**EXERCISE OBJECTIVE:** List all lines in the material below that contain "Junta".

**Items from a data source:**
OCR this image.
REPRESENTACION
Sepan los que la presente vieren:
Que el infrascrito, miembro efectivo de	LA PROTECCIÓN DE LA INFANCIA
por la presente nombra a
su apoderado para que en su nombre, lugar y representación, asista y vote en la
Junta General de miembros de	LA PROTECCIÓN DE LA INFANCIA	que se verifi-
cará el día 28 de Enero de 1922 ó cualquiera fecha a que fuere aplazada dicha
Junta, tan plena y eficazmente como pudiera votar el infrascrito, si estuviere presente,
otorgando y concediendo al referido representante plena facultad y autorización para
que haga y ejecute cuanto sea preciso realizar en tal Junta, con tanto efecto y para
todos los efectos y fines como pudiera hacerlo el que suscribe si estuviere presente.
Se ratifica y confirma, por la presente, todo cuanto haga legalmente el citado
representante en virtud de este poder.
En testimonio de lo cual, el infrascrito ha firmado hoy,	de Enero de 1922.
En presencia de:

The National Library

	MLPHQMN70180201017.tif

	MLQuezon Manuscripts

**WRITTEN RESPONSE:**
Junta General de miembros de	LA PROTECCIÓN DE LA INFANCIA	que se verifi-
Junta, tan plena y eficazmente como pudiera votar el infrascrito, si estuviere presente,
que haga y ejecute cuanto sea preciso realizar en tal Junta, con tanto efecto y para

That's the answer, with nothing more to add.